**Exercise details**
Repeat the listing word for word. No pictures belong in the copy.
== == ==
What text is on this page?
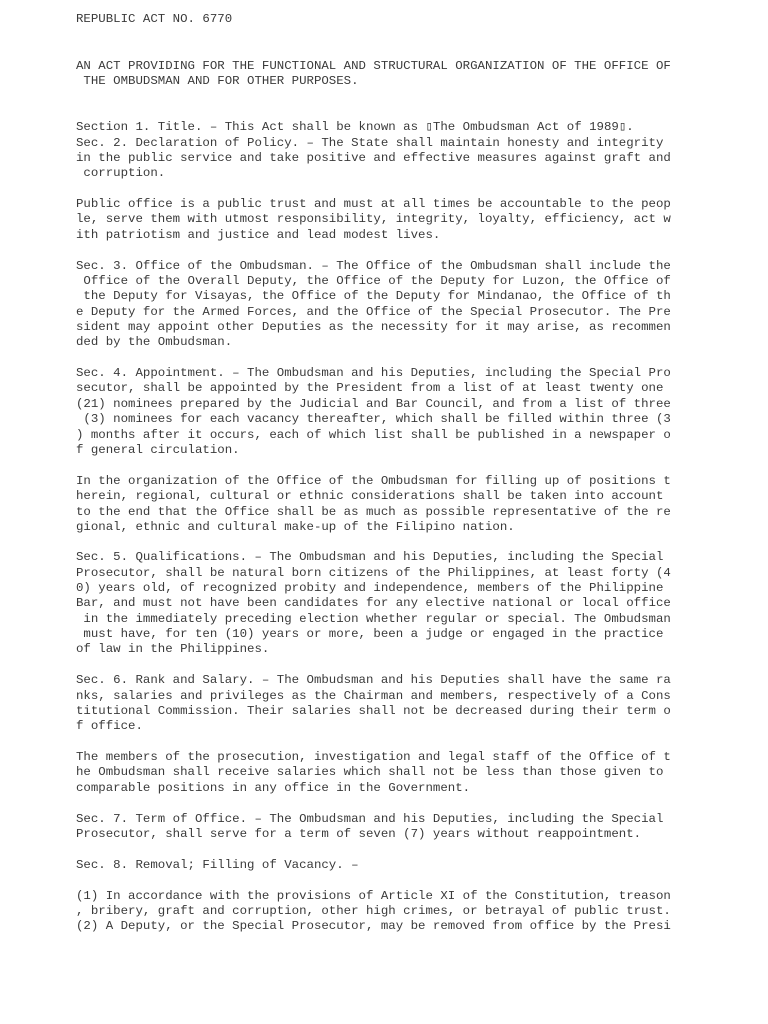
REPUBLIC ACT NO. 6770

AN ACT PROVIDING FOR THE FUNCTIONAL AND STRUCTURAL ORGANIZATION OF THE OFFICE OF

THE OMBUDSMAN AND FOR OTHER PURPOSES.

Section 1. Title. – This Act shall be known as ▯The Ombudsman Act of 1989▯.

Sec. 2. Declaration of Policy. – The State shall maintain honesty and integrity

in the public service and take positive and effective measures against graft and

corruption.

Public office is a public trust and must at all times be accountable to the peop

le, serve them with utmost responsibility, integrity, loyalty, efficiency, act w

ith patriotism and justice and lead modest lives.

Sec. 3. Office of the Ombudsman. – The Office of the Ombudsman shall include the

Office of the Overall Deputy, the Office of the Deputy for Luzon, the Office of

the Deputy for Visayas, the Office of the Deputy for Mindanao, the Office of th

e Deputy for the Armed Forces, and the Office of the Special Prosecutor. The Pre

sident may appoint other Deputies as the necessity for it may arise, as recommen

ded by the Ombudsman.

Sec. 4. Appointment. – The Ombudsman and his Deputies, including the Special Pro

secutor, shall be appointed by the President from a list of at least twenty one

(21) nominees prepared by the Judicial and Bar Council, and from a list of three

(3) nominees for each vacancy thereafter, which shall be filled within three (3

) months after it occurs, each of which list shall be published in a newspaper o

f general circulation.

In the organization of the Office of the Ombudsman for filling up of positions t

herein, regional, cultural or ethnic considerations shall be taken into account

to the end that the Office shall be as much as possible representative of the re

gional, ethnic and cultural make-up of the Filipino nation.

Sec. 5. Qualifications. – The Ombudsman and his Deputies, including the Special

Prosecutor, shall be natural born citizens of the Philippines, at least forty (4

0) years old, of recognized probity and independence, members of the Philippine

Bar, and must not have been candidates for any elective national or local office

in the immediately preceding election whether regular or special. The Ombudsman

must have, for ten (10) years or more, been a judge or engaged in the practice

of law in the Philippines.

Sec. 6. Rank and Salary. – The Ombudsman and his Deputies shall have the same ra

nks, salaries and privileges as the Chairman and members, respectively of a Cons

titutional Commission. Their salaries shall not be decreased during their term o

f office.

The members of the prosecution, investigation and legal staff of the Office of t

he Ombudsman shall receive salaries which shall not be less than those given to

comparable positions in any office in the Government.

Sec. 7. Term of Office. – The Ombudsman and his Deputies, including the Special

Prosecutor, shall serve for a term of seven (7) years without reappointment.

Sec. 8. Removal; Filling of Vacancy. –

(1) In accordance with the provisions of Article XI of the Constitution, treason

, bribery, graft and corruption, other high crimes, or betrayal of public trust.

(2) A Deputy, or the Special Prosecutor, may be removed from office by the Presi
== == ==
**The reply**
What text is on this page?
REPUBLIC ACT NO. 6770

AN ACT PROVIDING FOR THE FUNCTIONAL AND STRUCTURAL ORGANIZATION OF THE OFFICE OF

THE OMBUDSMAN AND FOR OTHER PURPOSES.

Section 1. Title. – This Act shall be known as ▯The Ombudsman Act of 1989▯.

Sec. 2. Declaration of Policy. – The State shall maintain honesty and integrity

in the public service and take positive and effective measures against graft and

corruption.

Public office is a public trust and must at all times be accountable to the peop

le, serve them with utmost responsibility, integrity, loyalty, efficiency, act w

ith patriotism and justice and lead modest lives.

Sec. 3. Office of the Ombudsman. – The Office of the Ombudsman shall include the

Office of the Overall Deputy, the Office of the Deputy for Luzon, the Office of

the Deputy for Visayas, the Office of the Deputy for Mindanao, the Office of th

e Deputy for the Armed Forces, and the Office of the Special Prosecutor. The Pre

sident may appoint other Deputies as the necessity for it may arise, as recommen

ded by the Ombudsman.

Sec. 4. Appointment. – The Ombudsman and his Deputies, including the Special Pro

secutor, shall be appointed by the President from a list of at least twenty one

(21) nominees prepared by the Judicial and Bar Council, and from a list of three

(3) nominees for each vacancy thereafter, which shall be filled within three (3

) months after it occurs, each of which list shall be published in a newspaper o

f general circulation.

In the organization of the Office of the Ombudsman for filling up of positions t

herein, regional, cultural or ethnic considerations shall be taken into account

to the end that the Office shall be as much as possible representative of the re

gional, ethnic and cultural make-up of the Filipino nation.

Sec. 5. Qualifications. – The Ombudsman and his Deputies, including the Special

Prosecutor, shall be natural born citizens of the Philippines, at least forty (4

0) years old, of recognized probity and independence, members of the Philippine

Bar, and must not have been candidates for any elective national or local office

in the immediately preceding election whether regular or special. The Ombudsman

must have, for ten (10) years or more, been a judge or engaged in the practice

of law in the Philippines.

Sec. 6. Rank and Salary. – The Ombudsman and his Deputies shall have the same ra

nks, salaries and privileges as the Chairman and members, respectively of a Cons

titutional Commission. Their salaries shall not be decreased during their term o

f office.

The members of the prosecution, investigation and legal staff of the Office of t

he Ombudsman shall receive salaries which shall not be less than those given to

comparable positions in any office in the Government.

Sec. 7. Term of Office. – The Ombudsman and his Deputies, including the Special

Prosecutor, shall serve for a term of seven (7) years without reappointment.

Sec. 8. Removal; Filling of Vacancy. –

(1) In accordance with the provisions of Article XI of the Constitution, treason

, bribery, graft and corruption, other high crimes, or betrayal of public trust.

(2) A Deputy, or the Special Prosecutor, may be removed from office by the Presi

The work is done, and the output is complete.